(Dataset entries)

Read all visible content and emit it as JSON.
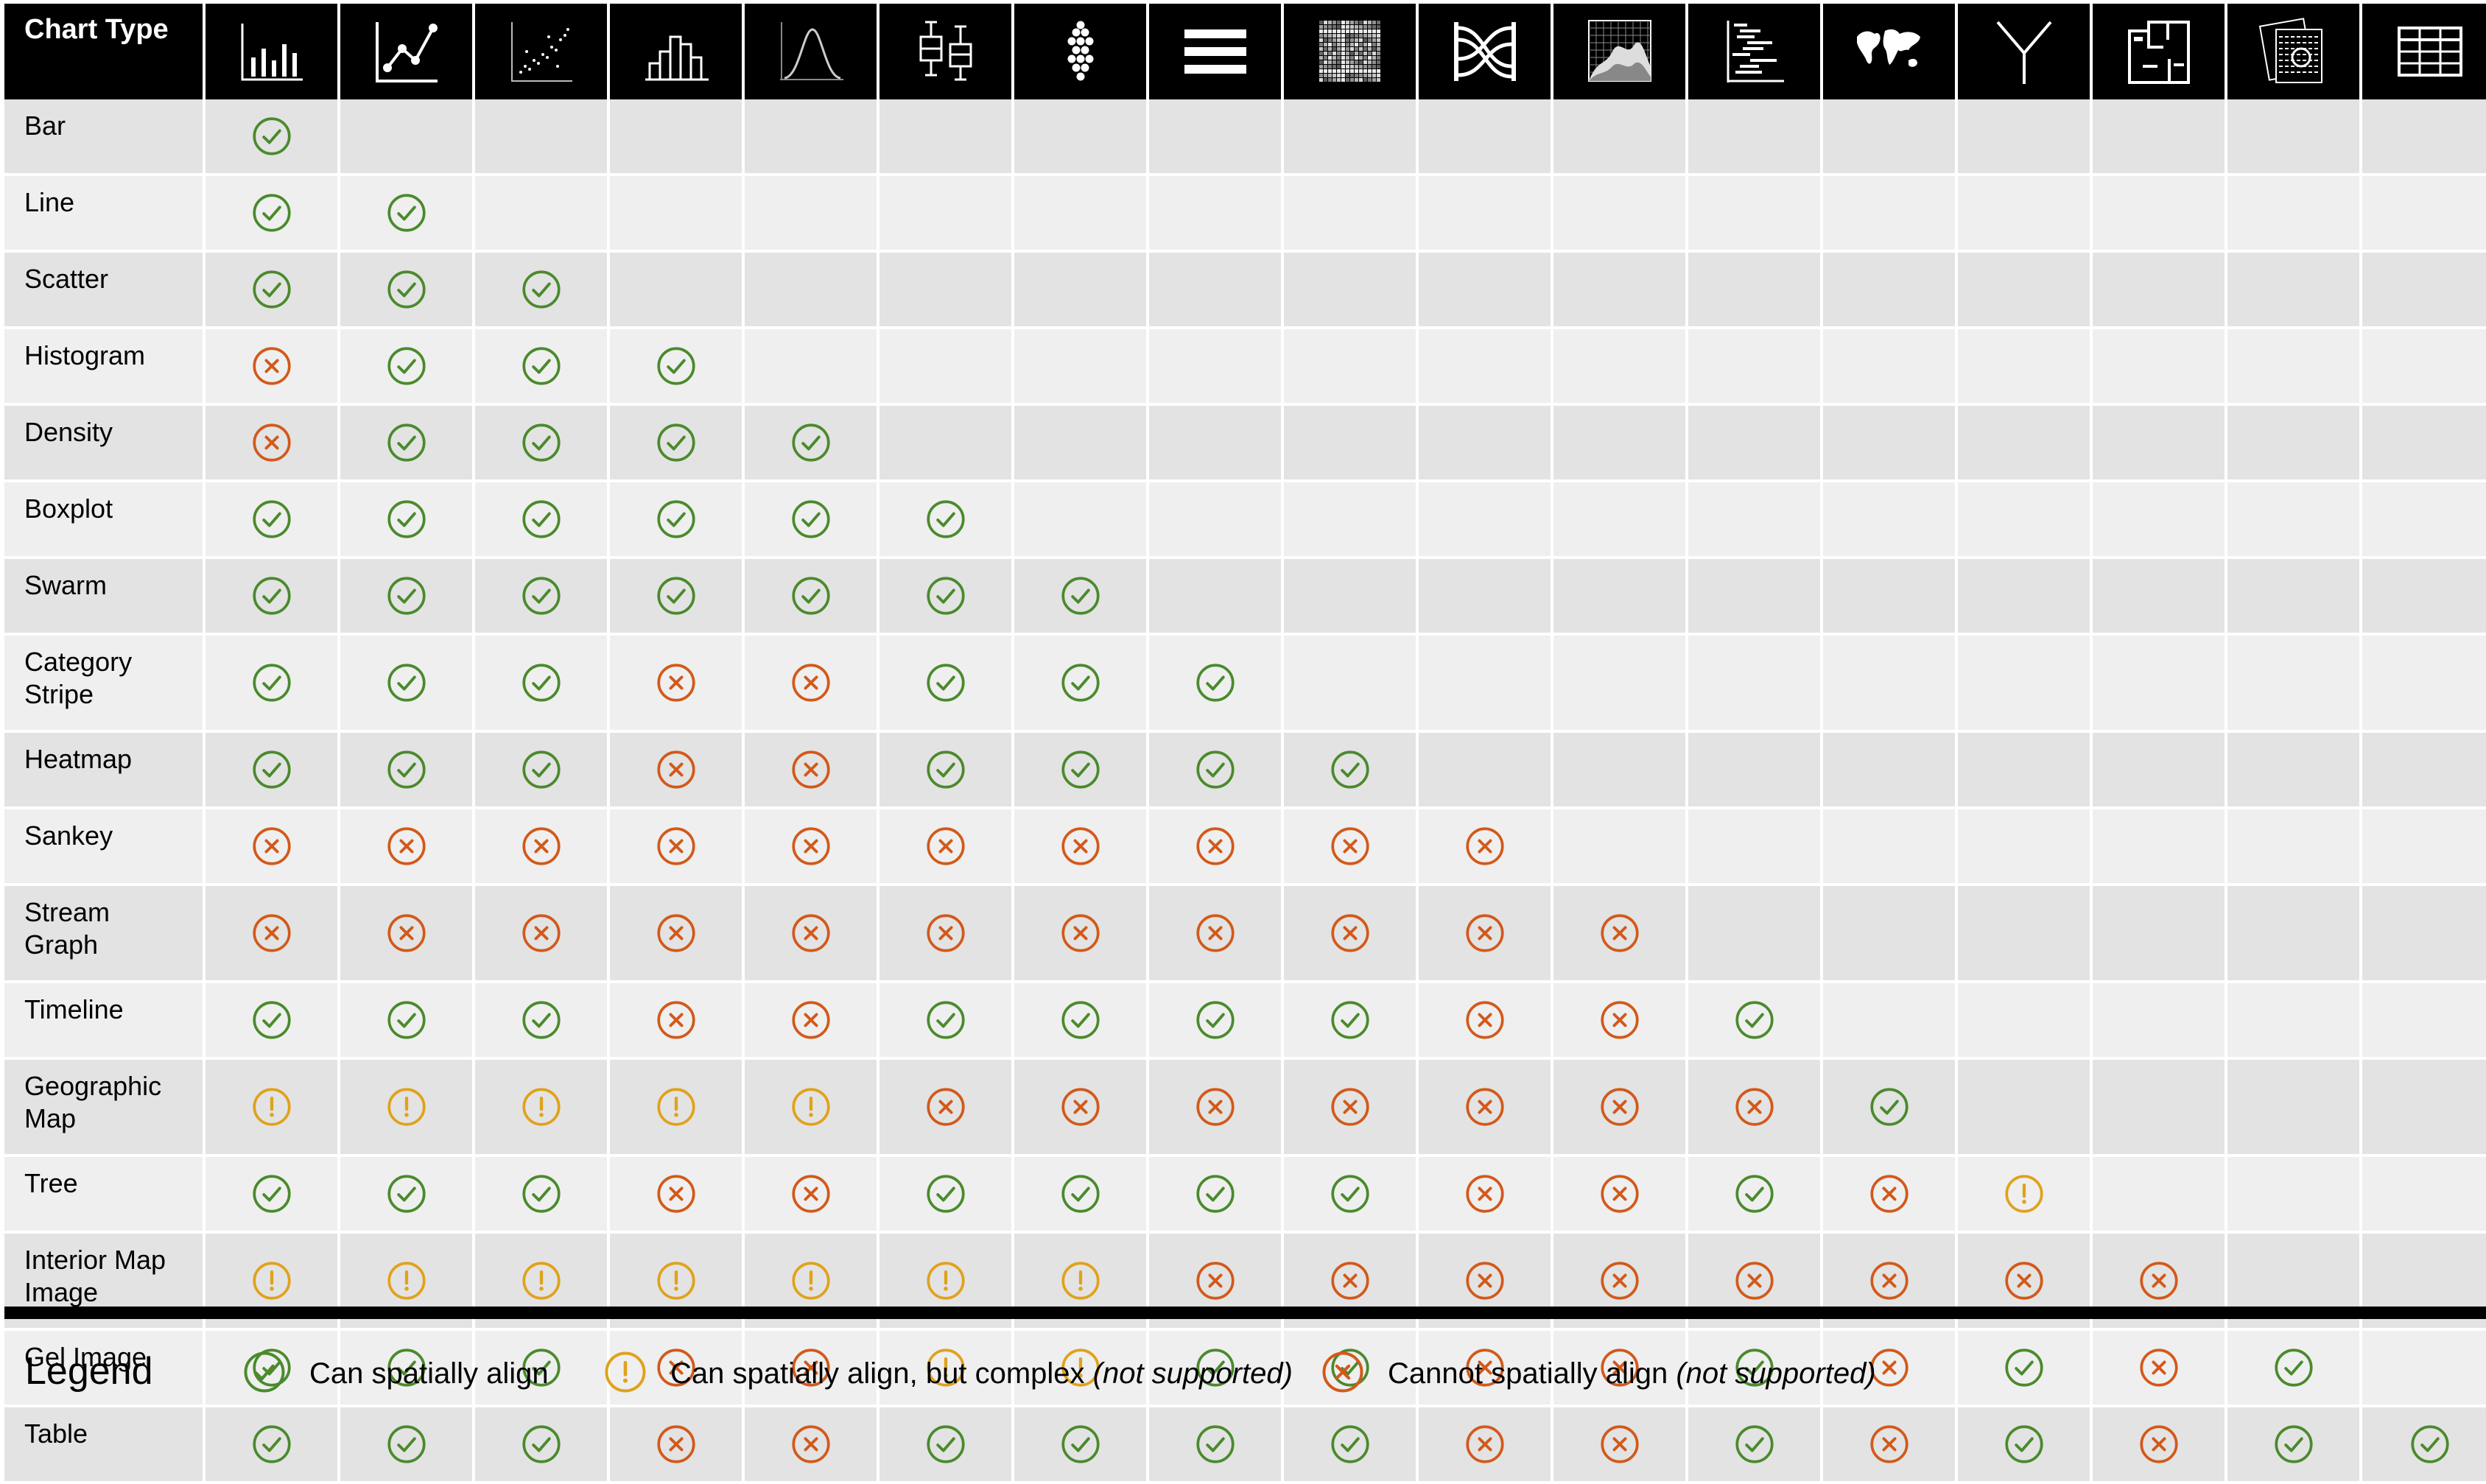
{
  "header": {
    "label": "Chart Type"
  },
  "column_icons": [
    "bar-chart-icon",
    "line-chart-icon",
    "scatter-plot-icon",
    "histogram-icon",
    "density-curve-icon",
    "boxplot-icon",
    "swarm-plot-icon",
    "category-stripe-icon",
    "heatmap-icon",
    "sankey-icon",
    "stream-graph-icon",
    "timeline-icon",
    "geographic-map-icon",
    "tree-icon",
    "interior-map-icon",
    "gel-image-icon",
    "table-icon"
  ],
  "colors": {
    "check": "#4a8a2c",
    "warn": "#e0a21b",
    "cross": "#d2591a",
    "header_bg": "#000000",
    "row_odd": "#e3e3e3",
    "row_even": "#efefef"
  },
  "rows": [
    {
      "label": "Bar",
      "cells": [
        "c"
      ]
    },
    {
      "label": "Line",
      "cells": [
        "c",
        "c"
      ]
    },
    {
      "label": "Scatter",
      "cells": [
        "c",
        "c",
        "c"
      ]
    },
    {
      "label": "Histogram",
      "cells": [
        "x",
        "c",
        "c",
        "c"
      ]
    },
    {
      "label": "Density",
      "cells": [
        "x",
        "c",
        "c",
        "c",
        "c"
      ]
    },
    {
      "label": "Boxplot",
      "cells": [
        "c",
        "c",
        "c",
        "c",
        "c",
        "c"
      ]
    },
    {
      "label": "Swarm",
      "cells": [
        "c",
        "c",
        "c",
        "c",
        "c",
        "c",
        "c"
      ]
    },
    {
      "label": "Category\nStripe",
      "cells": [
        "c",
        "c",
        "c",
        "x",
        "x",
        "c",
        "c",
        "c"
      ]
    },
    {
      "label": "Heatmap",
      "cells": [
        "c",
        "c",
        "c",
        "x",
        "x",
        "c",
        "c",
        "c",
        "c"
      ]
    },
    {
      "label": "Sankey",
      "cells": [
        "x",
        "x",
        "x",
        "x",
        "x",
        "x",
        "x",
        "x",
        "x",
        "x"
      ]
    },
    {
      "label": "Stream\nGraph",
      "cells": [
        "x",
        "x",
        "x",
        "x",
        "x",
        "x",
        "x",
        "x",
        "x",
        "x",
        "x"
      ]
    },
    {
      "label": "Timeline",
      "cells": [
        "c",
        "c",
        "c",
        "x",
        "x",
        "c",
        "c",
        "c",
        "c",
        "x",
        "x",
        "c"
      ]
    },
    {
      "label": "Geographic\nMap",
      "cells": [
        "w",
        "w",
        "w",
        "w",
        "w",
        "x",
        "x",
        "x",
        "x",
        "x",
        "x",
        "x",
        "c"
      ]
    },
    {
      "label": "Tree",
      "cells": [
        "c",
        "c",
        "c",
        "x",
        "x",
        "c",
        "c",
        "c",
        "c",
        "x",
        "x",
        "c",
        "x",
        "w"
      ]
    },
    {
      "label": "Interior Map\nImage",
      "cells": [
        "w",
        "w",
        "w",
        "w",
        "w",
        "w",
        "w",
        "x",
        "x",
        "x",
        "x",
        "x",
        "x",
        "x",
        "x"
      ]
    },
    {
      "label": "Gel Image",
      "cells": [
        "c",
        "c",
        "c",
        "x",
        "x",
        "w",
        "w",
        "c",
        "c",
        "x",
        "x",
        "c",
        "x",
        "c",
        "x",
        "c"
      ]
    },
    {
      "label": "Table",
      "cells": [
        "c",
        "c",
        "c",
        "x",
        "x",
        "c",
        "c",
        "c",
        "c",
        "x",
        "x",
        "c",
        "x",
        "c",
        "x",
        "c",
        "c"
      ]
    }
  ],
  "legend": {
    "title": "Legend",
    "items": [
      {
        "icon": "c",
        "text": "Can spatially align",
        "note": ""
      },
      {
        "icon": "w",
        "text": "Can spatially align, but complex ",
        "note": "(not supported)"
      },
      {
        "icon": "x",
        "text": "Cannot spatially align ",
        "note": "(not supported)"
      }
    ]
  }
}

# [Task directions]
In the records shown above, how many lines include the word "align"? Answer with the number only.

# [Answer in full]
3